• _Set exercise_
Quote each line of the material verbatim, without the pictures.

• _Extracted data_
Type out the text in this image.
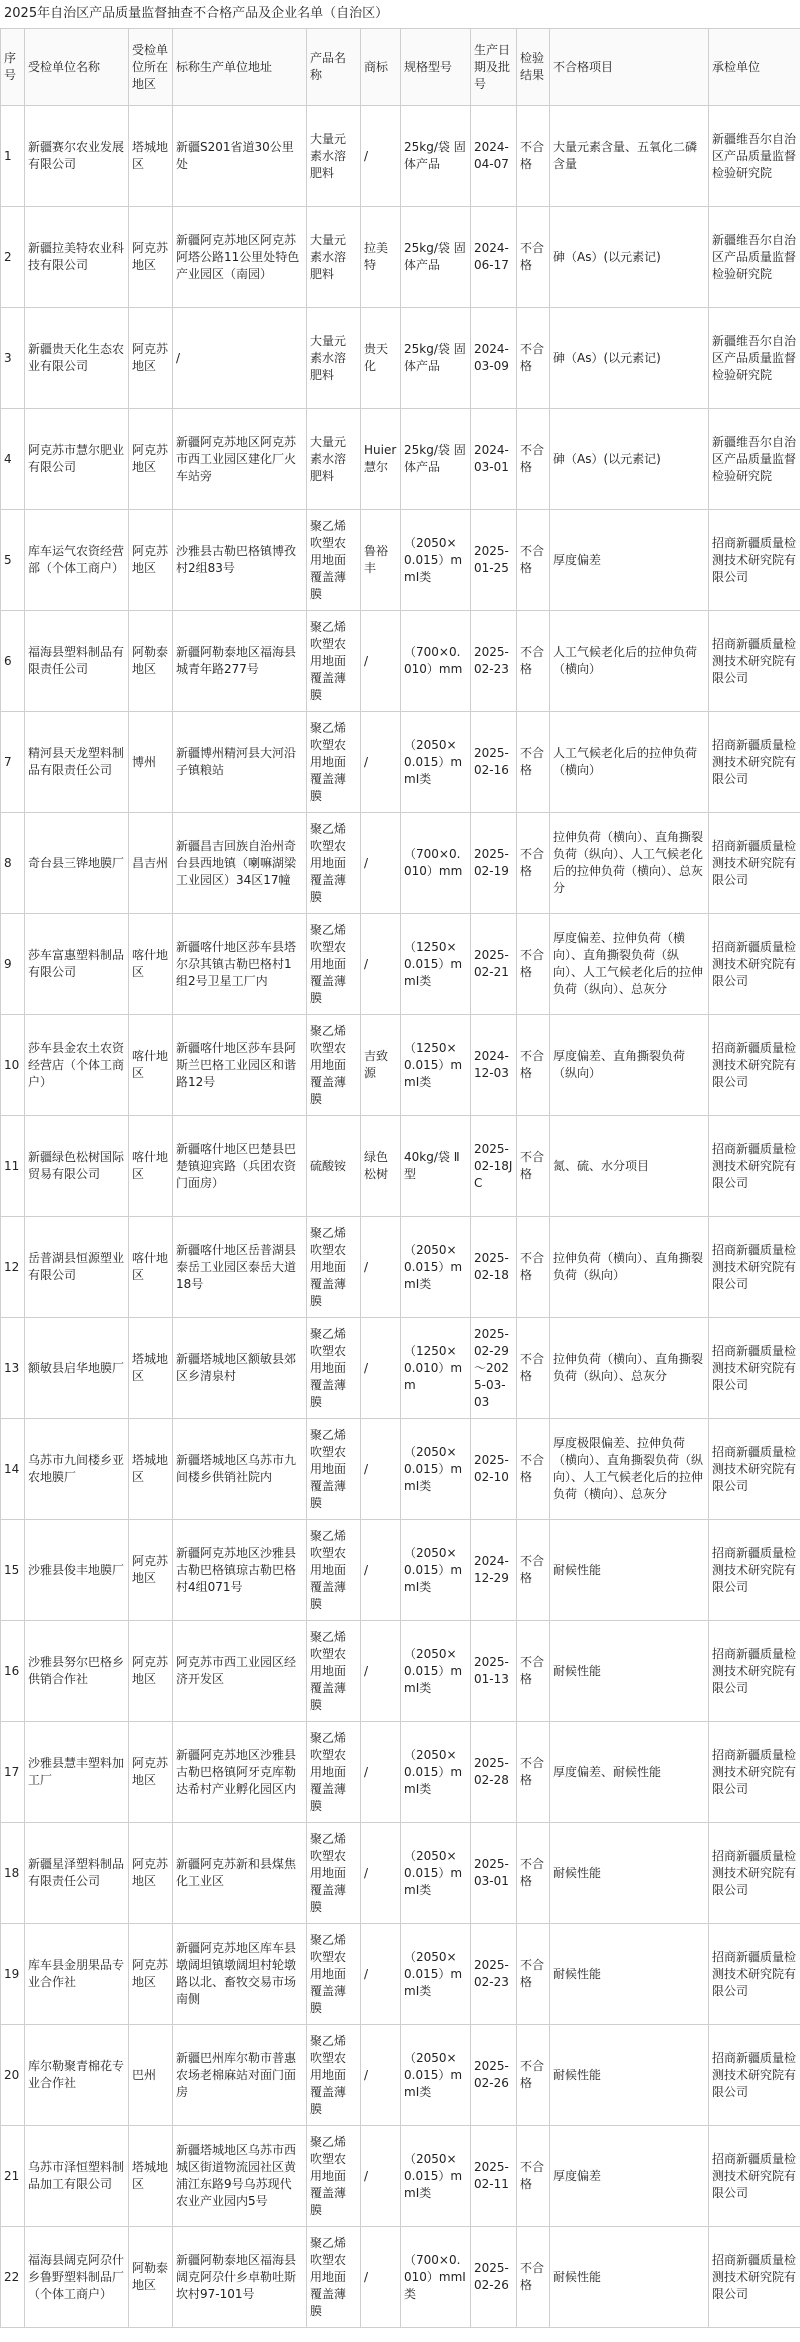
2025年自治区产品质量监督抽查不合格产品及企业名单（自治区）
序号	受检单位名称	受检单位所在地区	标称生产单位地址	产品名称	商标	规格型号	生产日期及批号	检验结果	不合格项目	承检单位
1	新疆赛尔农业发展有限公司	塔城地区	新疆S201省道30公里处	大量元素水溶肥料	/	25kg/袋 固体产品	2024-04-07	不合格	大量元素含量、五氧化二磷含量	新疆维吾尔自治区产品质量监督检验研究院
2	新疆拉美特农业科技有限公司	阿克苏地区	新疆阿克苏地区阿克苏阿塔公路11公里处特色产业园区（南园）	大量元素水溶肥料	拉美特	25kg/袋 固体产品	2024-06-17	不合格	砷（As）(以元素记)	新疆维吾尔自治区产品质量监督检验研究院
3	新疆贵天化生态农业有限公司	阿克苏地区	/	大量元素水溶肥料	贵天化	25kg/袋 固体产品	2024-03-09	不合格	砷（As）(以元素记)	新疆维吾尔自治区产品质量监督检验研究院
4	阿克苏市慧尔肥业有限公司	阿克苏地区	新疆阿克苏地区阿克苏市西工业园区建化厂火车站旁	大量元素水溶肥料	Huier慧尔	25kg/袋 固体产品	2024-03-01	不合格	砷（As）(以元素记)	新疆维吾尔自治区产品质量监督检验研究院
5	库车运气农资经营部（个体工商户）	阿克苏地区	沙雅县古勒巴格镇博孜村2组83号	聚乙烯吹塑农用地面覆盖薄膜	鲁裕丰	（2050×0.015）mmI类	2025-01-25	不合格	厚度偏差	招商新疆质量检测技术研究院有限公司
6	福海县塑料制品有限责任公司	阿勒泰地区	新疆阿勒泰地区福海县城青年路277号	聚乙烯吹塑农用地面覆盖薄膜	/	（700×0.010）mm	2025-02-23	不合格	人工气候老化后的拉伸负荷（横向）	招商新疆质量检测技术研究院有限公司
7	精河县天龙塑料制品有限责任公司	博州	新疆博州精河县大河沿子镇粮站	聚乙烯吹塑农用地面覆盖薄膜	/	（2050×0.015）mmI类	2025-02-16	不合格	人工气候老化后的拉伸负荷（横向）	招商新疆质量检测技术研究院有限公司
8	奇台县三铧地膜厂	昌吉州	新疆昌吉回族自治州奇台县西地镇（喇嘛湖梁工业园区）34区17幢	聚乙烯吹塑农用地面覆盖薄膜	/	（700×0.010）mm	2025-02-19	不合格	拉伸负荷（横向）、直角撕裂负荷（纵向）、人工气候老化后的拉伸负荷（横向）、总灰分	招商新疆质量检测技术研究院有限公司
9	莎车富惠塑料制品有限公司	喀什地区	新疆喀什地区莎车县塔尔尕其镇古勒巴格村1组2号卫星工厂内	聚乙烯吹塑农用地面覆盖薄膜	/	（1250×0.015）mmI类	2025-02-21	不合格	厚度偏差、拉伸负荷（横向）、直角撕裂负荷（纵向）、人工气候老化后的拉伸负荷（纵向）、总灰分	招商新疆质量检测技术研究院有限公司
10	莎车县金农土农资经营店（个体工商户）	喀什地区	新疆喀什地区莎车县阿斯兰巴格工业园区和谐路12号	聚乙烯吹塑农用地面覆盖薄膜	吉致源	（1250×0.015）mmI类	2024-12-03	不合格	厚度偏差、直角撕裂负荷（纵向）	招商新疆质量检测技术研究院有限公司
11	新疆绿色松树国际贸易有限公司	喀什地区	新疆喀什地区巴楚县巴楚镇迎宾路（兵团农资门面房）	硫酸铵	绿色松树	40kg/袋 Ⅱ型	2025-02-18JC	不合格	氮、硫、水分项目	招商新疆质量检测技术研究院有限公司
12	岳普湖县恒源塑业有限公司	喀什地区	新疆喀什地区岳普湖县泰岳工业园区泰岳大道18号	聚乙烯吹塑农用地面覆盖薄膜	/	（2050×0.015）mmI类	2025-02-18	不合格	拉伸负荷（横向）、直角撕裂负荷（纵向）	招商新疆质量检测技术研究院有限公司
13	额敏县启华地膜厂	塔城地区	新疆塔城地区额敏县郊区乡清泉村	聚乙烯吹塑农用地面覆盖薄膜	/	（1250×0.010）mm	2025-02-29～2025-03-03	不合格	拉伸负荷（横向）、直角撕裂负荷（纵向）、总灰分	招商新疆质量检测技术研究院有限公司
14	乌苏市九间楼乡亚农地膜厂	塔城地区	新疆塔城地区乌苏市九间楼乡供销社院内	聚乙烯吹塑农用地面覆盖薄膜	/	（2050×0.015）mmI类	2025-02-10	不合格	厚度极限偏差、拉伸负荷（横向）、直角撕裂负荷（纵向）、人工气候老化后的拉伸负荷（横向）、总灰分	招商新疆质量检测技术研究院有限公司
15	沙雅县俊丰地膜厂	阿克苏地区	新疆阿克苏地区沙雅县古勒巴格镇琼古勒巴格村4组071号	聚乙烯吹塑农用地面覆盖薄膜	/	（2050×0.015）mmI类	2024-12-29	不合格	耐候性能	招商新疆质量检测技术研究院有限公司
16	沙雅县努尔巴格乡供销合作社	阿克苏地区	阿克苏市西工业园区经济开发区	聚乙烯吹塑农用地面覆盖薄膜	/	（2050×0.015）mmI类	2025-01-13	不合格	耐候性能	招商新疆质量检测技术研究院有限公司
17	沙雅县慧丰塑料加工厂	阿克苏地区	新疆阿克苏地区沙雅县古勒巴格镇阿牙克库勒达希村产业孵化园区内	聚乙烯吹塑农用地面覆盖薄膜	/	（2050×0.015）mmI类	2025-02-28	不合格	厚度偏差、耐候性能	招商新疆质量检测技术研究院有限公司
18	新疆星泽塑料制品有限责任公司	阿克苏地区	新疆阿克苏新和县煤焦化工业区	聚乙烯吹塑农用地面覆盖薄膜	/	（2050×0.015）mmI类	2025-03-01	不合格	耐候性能	招商新疆质量检测技术研究院有限公司
19	库车县金朋果品专业合作社	阿克苏地区	新疆阿克苏地区库车县墩阔坦镇墩阔坦村轮墩路以北、畜牧交易市场南侧	聚乙烯吹塑农用地面覆盖薄膜	/	（2050×0.015）mmI类	2025-02-23	不合格	耐候性能	招商新疆质量检测技术研究院有限公司
20	库尔勒聚青棉花专业合作社	巴州	新疆巴州库尔勒市普惠农场老棉麻站对面门面房	聚乙烯吹塑农用地面覆盖薄膜	/	（2050×0.015）mmI类	2025-02-26	不合格	耐候性能	招商新疆质量检测技术研究院有限公司
21	乌苏市泽恒塑料制品加工有限公司	塔城地区	新疆塔城地区乌苏市西城区街道物流园社区黄浦江东路9号乌苏现代农业产业园内5号	聚乙烯吹塑农用地面覆盖薄膜	/	（2050×0.015）mmI类	2025-02-11	不合格	厚度偏差	招商新疆质量检测技术研究院有限公司
22	福海县阔克阿尕什乡鲁野塑料制品厂（个体工商户）	阿勒泰地区	新疆阿勒泰地区福海县阔克阿尕什乡卓勒吐斯坎村97-101号	聚乙烯吹塑农用地面覆盖薄膜	/	（700×0.010）mmI类	2025-02-26	不合格	耐候性能	招商新疆质量检测技术研究院有限公司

• _Full output_
Type out the text in this image.
2025年自治区产品质量监督抽查不合格产品及企业名单（自治区）
序号	受检单位名称	受检单位所在地区	标称生产单位地址	产品名称	商标	规格型号	生产日期及批号	检验结果	不合格项目	承检单位
1	新疆赛尔农业发展有限公司	塔城地区	新疆S201省道30公里处	大量元素水溶肥料	/	25kg/袋 固体产品	2024-04-07	不合格	大量元素含量、五氧化二磷含量	新疆维吾尔自治区产品质量监督检验研究院
2	新疆拉美特农业科技有限公司	阿克苏地区	新疆阿克苏地区阿克苏阿塔公路11公里处特色产业园区（南园）	大量元素水溶肥料	拉美特	25kg/袋 固体产品	2024-06-17	不合格	砷（As）(以元素记)	新疆维吾尔自治区产品质量监督检验研究院
3	新疆贵天化生态农业有限公司	阿克苏地区	/	大量元素水溶肥料	贵天化	25kg/袋 固体产品	2024-03-09	不合格	砷（As）(以元素记)	新疆维吾尔自治区产品质量监督检验研究院
4	阿克苏市慧尔肥业有限公司	阿克苏地区	新疆阿克苏地区阿克苏市西工业园区建化厂火车站旁	大量元素水溶肥料	Huier慧尔	25kg/袋 固体产品	2024-03-01	不合格	砷（As）(以元素记)	新疆维吾尔自治区产品质量监督检验研究院
5	库车运气农资经营部（个体工商户）	阿克苏地区	沙雅县古勒巴格镇博孜村2组83号	聚乙烯吹塑农用地面覆盖薄膜	鲁裕丰	（2050×0.015）mmI类	2025-01-25	不合格	厚度偏差	招商新疆质量检测技术研究院有限公司
6	福海县塑料制品有限责任公司	阿勒泰地区	新疆阿勒泰地区福海县城青年路277号	聚乙烯吹塑农用地面覆盖薄膜	/	（700×0.010）mm	2025-02-23	不合格	人工气候老化后的拉伸负荷（横向）	招商新疆质量检测技术研究院有限公司
7	精河县天龙塑料制品有限责任公司	博州	新疆博州精河县大河沿子镇粮站	聚乙烯吹塑农用地面覆盖薄膜	/	（2050×0.015）mmI类	2025-02-16	不合格	人工气候老化后的拉伸负荷（横向）	招商新疆质量检测技术研究院有限公司
8	奇台县三铧地膜厂	昌吉州	新疆昌吉回族自治州奇台县西地镇（喇嘛湖梁工业园区）34区17幢	聚乙烯吹塑农用地面覆盖薄膜	/	（700×0.010）mm	2025-02-19	不合格	拉伸负荷（横向）、直角撕裂负荷（纵向）、人工气候老化后的拉伸负荷（横向）、总灰分	招商新疆质量检测技术研究院有限公司
9	莎车富惠塑料制品有限公司	喀什地区	新疆喀什地区莎车县塔尔尕其镇古勒巴格村1组2号卫星工厂内	聚乙烯吹塑农用地面覆盖薄膜	/	（1250×0.015）mmI类	2025-02-21	不合格	厚度偏差、拉伸负荷（横向）、直角撕裂负荷（纵向）、人工气候老化后的拉伸负荷（纵向）、总灰分	招商新疆质量检测技术研究院有限公司
10	莎车县金农土农资经营店（个体工商户）	喀什地区	新疆喀什地区莎车县阿斯兰巴格工业园区和谐路12号	聚乙烯吹塑农用地面覆盖薄膜	吉致源	（1250×0.015）mmI类	2024-12-03	不合格	厚度偏差、直角撕裂负荷（纵向）	招商新疆质量检测技术研究院有限公司
11	新疆绿色松树国际贸易有限公司	喀什地区	新疆喀什地区巴楚县巴楚镇迎宾路（兵团农资门面房）	硫酸铵	绿色松树	40kg/袋 Ⅱ型	2025-02-18JC	不合格	氮、硫、水分项目	招商新疆质量检测技术研究院有限公司
12	岳普湖县恒源塑业有限公司	喀什地区	新疆喀什地区岳普湖县泰岳工业园区泰岳大道18号	聚乙烯吹塑农用地面覆盖薄膜	/	（2050×0.015）mmI类	2025-02-18	不合格	拉伸负荷（横向）、直角撕裂负荷（纵向）	招商新疆质量检测技术研究院有限公司
13	额敏县启华地膜厂	塔城地区	新疆塔城地区额敏县郊区乡清泉村	聚乙烯吹塑农用地面覆盖薄膜	/	（1250×0.010）mm	2025-02-29～2025-03-03	不合格	拉伸负荷（横向）、直角撕裂负荷（纵向）、总灰分	招商新疆质量检测技术研究院有限公司
14	乌苏市九间楼乡亚农地膜厂	塔城地区	新疆塔城地区乌苏市九间楼乡供销社院内	聚乙烯吹塑农用地面覆盖薄膜	/	（2050×0.015）mmI类	2025-02-10	不合格	厚度极限偏差、拉伸负荷（横向）、直角撕裂负荷（纵向）、人工气候老化后的拉伸负荷（横向）、总灰分	招商新疆质量检测技术研究院有限公司
15	沙雅县俊丰地膜厂	阿克苏地区	新疆阿克苏地区沙雅县古勒巴格镇琼古勒巴格村4组071号	聚乙烯吹塑农用地面覆盖薄膜	/	（2050×0.015）mmI类	2024-12-29	不合格	耐候性能	招商新疆质量检测技术研究院有限公司
16	沙雅县努尔巴格乡供销合作社	阿克苏地区	阿克苏市西工业园区经济开发区	聚乙烯吹塑农用地面覆盖薄膜	/	（2050×0.015）mmI类	2025-01-13	不合格	耐候性能	招商新疆质量检测技术研究院有限公司
17	沙雅县慧丰塑料加工厂	阿克苏地区	新疆阿克苏地区沙雅县古勒巴格镇阿牙克库勒达希村产业孵化园区内	聚乙烯吹塑农用地面覆盖薄膜	/	（2050×0.015）mmI类	2025-02-28	不合格	厚度偏差、耐候性能	招商新疆质量检测技术研究院有限公司
18	新疆星泽塑料制品有限责任公司	阿克苏地区	新疆阿克苏新和县煤焦化工业区	聚乙烯吹塑农用地面覆盖薄膜	/	（2050×0.015）mmI类	2025-03-01	不合格	耐候性能	招商新疆质量检测技术研究院有限公司
19	库车县金朋果品专业合作社	阿克苏地区	新疆阿克苏地区库车县墩阔坦镇墩阔坦村轮墩路以北、畜牧交易市场南侧	聚乙烯吹塑农用地面覆盖薄膜	/	（2050×0.015）mmI类	2025-02-23	不合格	耐候性能	招商新疆质量检测技术研究院有限公司
20	库尔勒聚青棉花专业合作社	巴州	新疆巴州库尔勒市普惠农场老棉麻站对面门面房	聚乙烯吹塑农用地面覆盖薄膜	/	（2050×0.015）mmI类	2025-02-26	不合格	耐候性能	招商新疆质量检测技术研究院有限公司
21	乌苏市泽恒塑料制品加工有限公司	塔城地区	新疆塔城地区乌苏市西城区街道物流园社区黄浦江东路9号乌苏现代农业产业园内5号	聚乙烯吹塑农用地面覆盖薄膜	/	（2050×0.015）mmI类	2025-02-11	不合格	厚度偏差	招商新疆质量检测技术研究院有限公司
22	福海县阔克阿尕什乡鲁野塑料制品厂（个体工商户）	阿勒泰地区	新疆阿勒泰地区福海县阔克阿尕什乡卓勒吐斯坎村97-101号	聚乙烯吹塑农用地面覆盖薄膜	/	（700×0.010）mmI类	2025-02-26	不合格	耐候性能	招商新疆质量检测技术研究院有限公司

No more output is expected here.